▶ **PROBLEM REQUIREMENTS**
Print the entries in full, word for word, but not the pictures.

• • • •

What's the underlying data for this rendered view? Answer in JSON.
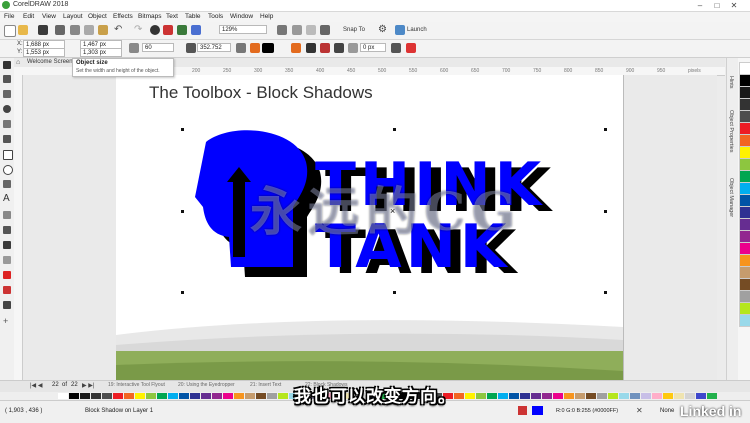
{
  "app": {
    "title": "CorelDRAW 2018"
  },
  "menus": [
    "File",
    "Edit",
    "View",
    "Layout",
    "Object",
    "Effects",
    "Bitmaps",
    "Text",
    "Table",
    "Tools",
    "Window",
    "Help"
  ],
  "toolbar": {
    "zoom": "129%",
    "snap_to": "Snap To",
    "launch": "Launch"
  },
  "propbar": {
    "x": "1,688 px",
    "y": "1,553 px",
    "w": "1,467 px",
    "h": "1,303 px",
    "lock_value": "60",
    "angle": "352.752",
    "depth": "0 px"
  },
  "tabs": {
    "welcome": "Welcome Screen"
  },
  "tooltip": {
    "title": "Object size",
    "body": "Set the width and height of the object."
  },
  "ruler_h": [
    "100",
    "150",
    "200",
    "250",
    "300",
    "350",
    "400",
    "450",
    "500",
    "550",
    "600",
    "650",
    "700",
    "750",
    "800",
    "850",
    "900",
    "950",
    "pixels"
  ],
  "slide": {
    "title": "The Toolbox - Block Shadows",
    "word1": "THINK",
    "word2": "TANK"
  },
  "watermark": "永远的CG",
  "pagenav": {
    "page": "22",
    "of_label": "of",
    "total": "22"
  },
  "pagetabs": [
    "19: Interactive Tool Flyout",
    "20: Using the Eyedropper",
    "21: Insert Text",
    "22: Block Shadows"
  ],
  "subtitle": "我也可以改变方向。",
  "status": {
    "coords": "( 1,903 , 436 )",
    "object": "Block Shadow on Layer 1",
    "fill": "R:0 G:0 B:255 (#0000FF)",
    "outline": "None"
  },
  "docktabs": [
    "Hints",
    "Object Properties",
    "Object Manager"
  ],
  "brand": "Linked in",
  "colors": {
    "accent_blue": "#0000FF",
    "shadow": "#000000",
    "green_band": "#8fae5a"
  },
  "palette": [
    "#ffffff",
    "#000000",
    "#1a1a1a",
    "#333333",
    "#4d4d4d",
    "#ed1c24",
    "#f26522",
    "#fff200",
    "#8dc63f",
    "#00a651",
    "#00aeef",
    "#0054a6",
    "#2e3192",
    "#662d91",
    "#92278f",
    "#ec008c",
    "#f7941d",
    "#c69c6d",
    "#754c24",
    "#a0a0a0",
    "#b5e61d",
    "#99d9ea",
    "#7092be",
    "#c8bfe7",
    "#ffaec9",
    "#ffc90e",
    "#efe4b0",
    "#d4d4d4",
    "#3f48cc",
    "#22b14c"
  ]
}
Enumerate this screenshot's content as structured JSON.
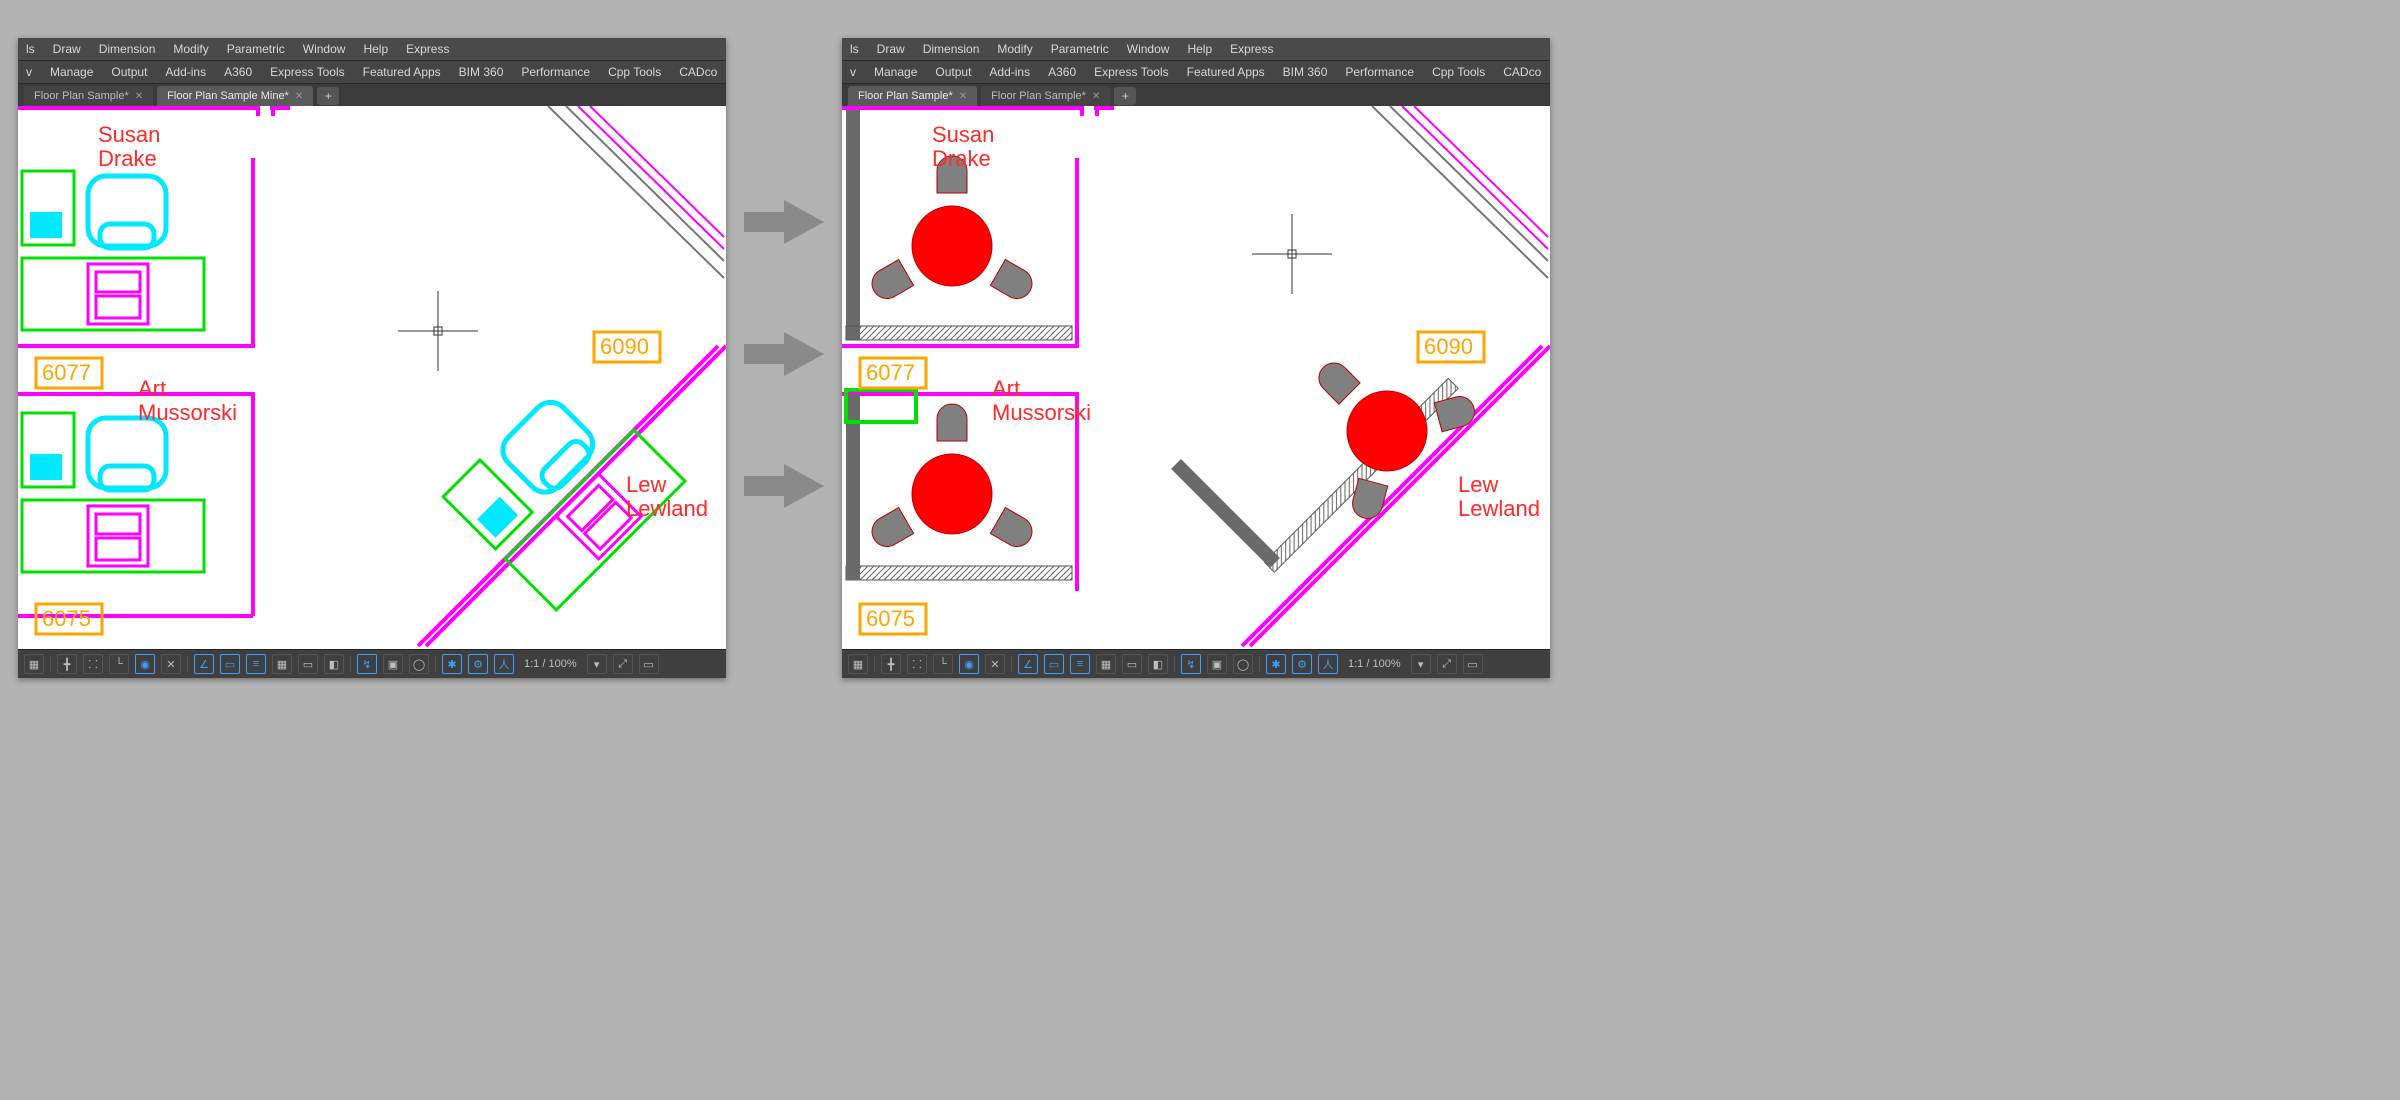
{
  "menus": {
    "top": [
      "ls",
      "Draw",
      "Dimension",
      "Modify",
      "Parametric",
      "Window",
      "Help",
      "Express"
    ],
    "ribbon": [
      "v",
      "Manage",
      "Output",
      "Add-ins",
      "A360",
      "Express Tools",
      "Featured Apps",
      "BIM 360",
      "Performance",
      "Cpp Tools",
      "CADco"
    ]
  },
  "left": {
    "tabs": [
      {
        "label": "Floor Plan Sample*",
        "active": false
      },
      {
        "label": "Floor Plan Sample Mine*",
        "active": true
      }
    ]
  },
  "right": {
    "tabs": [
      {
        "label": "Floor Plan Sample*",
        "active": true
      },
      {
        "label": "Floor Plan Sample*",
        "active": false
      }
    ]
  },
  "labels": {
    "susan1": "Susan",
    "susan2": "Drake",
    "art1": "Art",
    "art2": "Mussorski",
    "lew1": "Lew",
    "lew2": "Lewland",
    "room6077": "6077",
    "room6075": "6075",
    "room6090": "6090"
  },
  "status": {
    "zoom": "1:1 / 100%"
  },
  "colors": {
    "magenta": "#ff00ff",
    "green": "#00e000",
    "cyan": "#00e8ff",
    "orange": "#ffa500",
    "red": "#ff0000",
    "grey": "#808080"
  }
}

• • • •

▶ **ANSWER TO THIS TASK**
What's the underlying data for this rendered view? Answer in JSON.
{
  "app": {
    "title": "CorelDRAW 2018"
  },
  "menus": [
    "File",
    "Edit",
    "View",
    "Layout",
    "Object",
    "Effects",
    "Bitmaps",
    "Text",
    "Table",
    "Tools",
    "Window",
    "Help"
  ],
  "toolbar": {
    "zoom": "129%",
    "snap_to": "Snap To",
    "launch": "Launch"
  },
  "propbar": {
    "x": "1,688 px",
    "y": "1,553 px",
    "w": "1,467 px",
    "h": "1,303 px",
    "lock_value": "60",
    "angle": "352.752",
    "depth": "0 px"
  },
  "tabs": {
    "welcome": "Welcome Screen"
  },
  "tooltip": {
    "title": "Object size",
    "body": "Set the width and height of the object."
  },
  "ruler_h": [
    "100",
    "150",
    "200",
    "250",
    "300",
    "350",
    "400",
    "450",
    "500",
    "550",
    "600",
    "650",
    "700",
    "750",
    "800",
    "850",
    "900",
    "950",
    "pixels"
  ],
  "slide": {
    "title": "The Toolbox - Block Shadows",
    "word1": "THINK",
    "word2": "TANK"
  },
  "watermark": "永远的CG",
  "pagenav": {
    "page": "22",
    "of_label": "of",
    "total": "22"
  },
  "pagetabs": [
    "19: Interactive Tool Flyout",
    "20: Using the Eyedropper",
    "21: Insert Text",
    "22: Block Shadows"
  ],
  "subtitle": "我也可以改变方向。",
  "status": {
    "coords": "( 1,903 , 436 )",
    "object": "Block Shadow on Layer 1",
    "fill": "R:0 G:0 B:255 (#0000FF)",
    "outline": "None"
  },
  "docktabs": [
    "Hints",
    "Object Properties",
    "Object Manager"
  ],
  "brand": "Linked in",
  "colors": {
    "accent_blue": "#0000FF",
    "shadow": "#000000",
    "green_band": "#8fae5a"
  },
  "palette": [
    "#ffffff",
    "#000000",
    "#1a1a1a",
    "#333333",
    "#4d4d4d",
    "#ed1c24",
    "#f26522",
    "#fff200",
    "#8dc63f",
    "#00a651",
    "#00aeef",
    "#0054a6",
    "#2e3192",
    "#662d91",
    "#92278f",
    "#ec008c",
    "#f7941d",
    "#c69c6d",
    "#754c24",
    "#a0a0a0",
    "#b5e61d",
    "#99d9ea",
    "#7092be",
    "#c8bfe7",
    "#ffaec9",
    "#ffc90e",
    "#efe4b0",
    "#d4d4d4",
    "#3f48cc",
    "#22b14c"
  ]
}
Enumerate this screenshot's content as structured JSON.
{
  "menus": {
    "top": [
      "ls",
      "Draw",
      "Dimension",
      "Modify",
      "Parametric",
      "Window",
      "Help",
      "Express"
    ],
    "ribbon": [
      "v",
      "Manage",
      "Output",
      "Add-ins",
      "A360",
      "Express Tools",
      "Featured Apps",
      "BIM 360",
      "Performance",
      "Cpp Tools",
      "CADco"
    ]
  },
  "left": {
    "tabs": [
      {
        "label": "Floor Plan Sample*",
        "active": false
      },
      {
        "label": "Floor Plan Sample Mine*",
        "active": true
      }
    ]
  },
  "right": {
    "tabs": [
      {
        "label": "Floor Plan Sample*",
        "active": true
      },
      {
        "label": "Floor Plan Sample*",
        "active": false
      }
    ]
  },
  "labels": {
    "susan1": "Susan",
    "susan2": "Drake",
    "art1": "Art",
    "art2": "Mussorski",
    "lew1": "Lew",
    "lew2": "Lewland",
    "room6077": "6077",
    "room6075": "6075",
    "room6090": "6090"
  },
  "status": {
    "zoom": "1:1 / 100%"
  },
  "colors": {
    "magenta": "#ff00ff",
    "green": "#00e000",
    "cyan": "#00e8ff",
    "orange": "#ffa500",
    "red": "#ff0000",
    "grey": "#808080"
  }
}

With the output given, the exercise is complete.